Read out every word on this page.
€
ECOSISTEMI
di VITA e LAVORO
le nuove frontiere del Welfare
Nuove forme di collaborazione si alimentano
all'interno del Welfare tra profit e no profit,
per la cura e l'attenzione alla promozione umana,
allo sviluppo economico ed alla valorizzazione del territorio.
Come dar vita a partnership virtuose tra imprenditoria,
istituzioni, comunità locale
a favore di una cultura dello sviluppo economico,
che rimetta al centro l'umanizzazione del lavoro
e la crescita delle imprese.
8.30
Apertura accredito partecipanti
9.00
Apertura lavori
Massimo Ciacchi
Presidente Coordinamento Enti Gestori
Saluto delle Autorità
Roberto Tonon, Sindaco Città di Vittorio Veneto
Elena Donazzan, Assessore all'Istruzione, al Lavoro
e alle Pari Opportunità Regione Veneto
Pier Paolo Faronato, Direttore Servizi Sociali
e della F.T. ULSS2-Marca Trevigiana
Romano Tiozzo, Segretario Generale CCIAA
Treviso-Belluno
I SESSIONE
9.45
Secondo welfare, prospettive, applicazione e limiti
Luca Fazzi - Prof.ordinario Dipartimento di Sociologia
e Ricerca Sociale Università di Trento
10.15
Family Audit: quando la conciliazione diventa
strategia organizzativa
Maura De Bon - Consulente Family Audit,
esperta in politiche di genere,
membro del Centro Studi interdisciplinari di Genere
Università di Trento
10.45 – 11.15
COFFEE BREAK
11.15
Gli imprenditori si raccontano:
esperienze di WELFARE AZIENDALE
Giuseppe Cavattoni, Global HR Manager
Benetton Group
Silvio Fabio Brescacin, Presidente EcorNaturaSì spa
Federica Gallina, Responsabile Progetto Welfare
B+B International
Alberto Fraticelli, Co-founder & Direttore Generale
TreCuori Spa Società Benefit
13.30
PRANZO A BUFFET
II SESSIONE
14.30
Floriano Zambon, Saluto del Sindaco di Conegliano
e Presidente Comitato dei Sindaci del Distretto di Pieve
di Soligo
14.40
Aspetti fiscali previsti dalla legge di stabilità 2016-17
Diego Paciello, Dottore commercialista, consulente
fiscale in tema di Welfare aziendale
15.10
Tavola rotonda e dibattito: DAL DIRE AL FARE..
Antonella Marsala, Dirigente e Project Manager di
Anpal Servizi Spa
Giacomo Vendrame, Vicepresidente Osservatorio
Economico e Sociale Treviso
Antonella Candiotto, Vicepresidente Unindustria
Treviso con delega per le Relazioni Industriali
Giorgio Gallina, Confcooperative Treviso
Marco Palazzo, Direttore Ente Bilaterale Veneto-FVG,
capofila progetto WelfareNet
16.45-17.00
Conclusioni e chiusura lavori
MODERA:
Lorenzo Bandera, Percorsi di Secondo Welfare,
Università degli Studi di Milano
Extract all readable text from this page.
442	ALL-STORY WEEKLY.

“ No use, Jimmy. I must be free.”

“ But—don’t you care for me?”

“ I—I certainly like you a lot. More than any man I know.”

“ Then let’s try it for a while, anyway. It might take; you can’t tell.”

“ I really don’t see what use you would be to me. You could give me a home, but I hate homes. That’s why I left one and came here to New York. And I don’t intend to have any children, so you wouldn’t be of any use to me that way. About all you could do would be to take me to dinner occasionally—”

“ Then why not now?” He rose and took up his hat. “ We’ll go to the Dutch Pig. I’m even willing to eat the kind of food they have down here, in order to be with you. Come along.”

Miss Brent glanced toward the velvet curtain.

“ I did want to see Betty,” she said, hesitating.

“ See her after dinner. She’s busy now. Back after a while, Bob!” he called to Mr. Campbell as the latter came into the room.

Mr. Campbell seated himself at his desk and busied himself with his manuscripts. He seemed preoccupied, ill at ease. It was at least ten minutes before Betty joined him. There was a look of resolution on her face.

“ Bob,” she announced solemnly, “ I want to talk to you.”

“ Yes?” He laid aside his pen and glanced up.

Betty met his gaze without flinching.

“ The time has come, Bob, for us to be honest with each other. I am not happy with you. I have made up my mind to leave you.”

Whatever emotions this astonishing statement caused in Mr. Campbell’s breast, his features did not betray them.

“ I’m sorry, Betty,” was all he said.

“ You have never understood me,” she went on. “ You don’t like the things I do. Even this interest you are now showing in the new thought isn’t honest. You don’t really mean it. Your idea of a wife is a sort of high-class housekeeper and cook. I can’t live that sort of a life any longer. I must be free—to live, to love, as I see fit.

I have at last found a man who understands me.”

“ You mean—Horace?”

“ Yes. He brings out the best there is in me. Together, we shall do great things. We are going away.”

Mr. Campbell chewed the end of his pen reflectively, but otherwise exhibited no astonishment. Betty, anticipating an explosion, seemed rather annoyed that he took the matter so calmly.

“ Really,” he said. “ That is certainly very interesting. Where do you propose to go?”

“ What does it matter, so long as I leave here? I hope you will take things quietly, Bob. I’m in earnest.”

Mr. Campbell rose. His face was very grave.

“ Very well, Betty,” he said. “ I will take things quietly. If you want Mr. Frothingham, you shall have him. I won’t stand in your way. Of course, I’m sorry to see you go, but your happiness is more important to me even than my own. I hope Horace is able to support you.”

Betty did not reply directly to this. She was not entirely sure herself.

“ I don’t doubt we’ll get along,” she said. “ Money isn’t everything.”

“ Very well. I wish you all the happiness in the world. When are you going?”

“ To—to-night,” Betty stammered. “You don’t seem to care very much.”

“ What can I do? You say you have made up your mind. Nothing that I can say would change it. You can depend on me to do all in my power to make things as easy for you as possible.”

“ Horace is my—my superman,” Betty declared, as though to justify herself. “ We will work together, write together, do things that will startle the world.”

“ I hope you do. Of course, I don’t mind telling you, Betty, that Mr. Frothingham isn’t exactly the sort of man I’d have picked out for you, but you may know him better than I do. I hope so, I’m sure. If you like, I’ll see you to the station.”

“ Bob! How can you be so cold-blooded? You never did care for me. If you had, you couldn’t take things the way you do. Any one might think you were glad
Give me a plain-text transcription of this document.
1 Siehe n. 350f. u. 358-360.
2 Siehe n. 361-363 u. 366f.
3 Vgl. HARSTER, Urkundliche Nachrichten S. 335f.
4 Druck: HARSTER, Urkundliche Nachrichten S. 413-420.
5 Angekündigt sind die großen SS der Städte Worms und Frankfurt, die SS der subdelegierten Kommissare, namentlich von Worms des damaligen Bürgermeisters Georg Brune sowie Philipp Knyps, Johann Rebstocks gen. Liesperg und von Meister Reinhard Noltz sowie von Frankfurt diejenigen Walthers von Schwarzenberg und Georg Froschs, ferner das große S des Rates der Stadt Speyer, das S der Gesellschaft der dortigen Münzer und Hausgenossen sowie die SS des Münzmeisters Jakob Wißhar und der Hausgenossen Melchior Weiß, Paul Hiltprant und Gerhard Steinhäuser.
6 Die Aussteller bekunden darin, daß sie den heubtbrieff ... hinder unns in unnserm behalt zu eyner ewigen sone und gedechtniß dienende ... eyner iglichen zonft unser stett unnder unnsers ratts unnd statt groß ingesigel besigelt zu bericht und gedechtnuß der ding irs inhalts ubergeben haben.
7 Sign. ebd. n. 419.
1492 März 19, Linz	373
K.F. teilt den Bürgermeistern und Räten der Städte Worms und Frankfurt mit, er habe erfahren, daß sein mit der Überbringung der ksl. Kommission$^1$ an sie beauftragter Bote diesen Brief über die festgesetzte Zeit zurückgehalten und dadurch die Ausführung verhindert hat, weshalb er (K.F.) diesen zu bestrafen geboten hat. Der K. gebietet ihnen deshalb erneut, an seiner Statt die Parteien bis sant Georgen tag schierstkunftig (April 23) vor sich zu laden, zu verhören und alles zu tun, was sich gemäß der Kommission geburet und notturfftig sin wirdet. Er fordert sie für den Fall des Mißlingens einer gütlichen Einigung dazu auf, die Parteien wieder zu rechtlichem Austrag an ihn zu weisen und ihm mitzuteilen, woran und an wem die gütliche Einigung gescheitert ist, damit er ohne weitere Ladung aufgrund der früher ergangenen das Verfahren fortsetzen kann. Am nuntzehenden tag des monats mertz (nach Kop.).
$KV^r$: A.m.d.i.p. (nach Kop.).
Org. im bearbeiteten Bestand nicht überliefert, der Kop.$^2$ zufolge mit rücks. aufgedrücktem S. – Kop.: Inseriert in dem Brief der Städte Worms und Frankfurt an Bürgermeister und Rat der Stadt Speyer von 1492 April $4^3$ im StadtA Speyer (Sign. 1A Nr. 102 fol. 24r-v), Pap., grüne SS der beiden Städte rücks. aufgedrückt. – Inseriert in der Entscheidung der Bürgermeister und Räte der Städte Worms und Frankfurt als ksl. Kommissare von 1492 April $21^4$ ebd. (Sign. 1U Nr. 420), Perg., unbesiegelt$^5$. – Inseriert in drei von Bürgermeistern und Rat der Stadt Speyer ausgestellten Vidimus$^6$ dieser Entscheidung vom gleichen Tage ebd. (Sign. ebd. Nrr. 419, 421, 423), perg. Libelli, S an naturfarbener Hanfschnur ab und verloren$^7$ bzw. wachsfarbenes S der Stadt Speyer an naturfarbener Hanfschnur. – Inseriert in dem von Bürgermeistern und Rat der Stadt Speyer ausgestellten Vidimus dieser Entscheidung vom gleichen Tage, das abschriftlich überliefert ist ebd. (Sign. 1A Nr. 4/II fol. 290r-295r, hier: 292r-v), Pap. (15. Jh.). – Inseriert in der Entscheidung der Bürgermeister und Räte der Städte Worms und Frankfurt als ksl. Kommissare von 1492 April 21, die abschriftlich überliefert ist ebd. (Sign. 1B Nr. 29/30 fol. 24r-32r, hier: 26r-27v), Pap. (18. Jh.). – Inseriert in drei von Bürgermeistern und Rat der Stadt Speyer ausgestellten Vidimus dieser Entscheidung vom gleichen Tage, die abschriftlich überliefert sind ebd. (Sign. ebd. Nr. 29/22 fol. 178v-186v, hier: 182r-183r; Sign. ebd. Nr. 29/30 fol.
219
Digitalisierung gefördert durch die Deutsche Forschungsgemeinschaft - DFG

**Problem description:**
State, as a number only, how many lines in the entries include "sort".

**Solution:**
2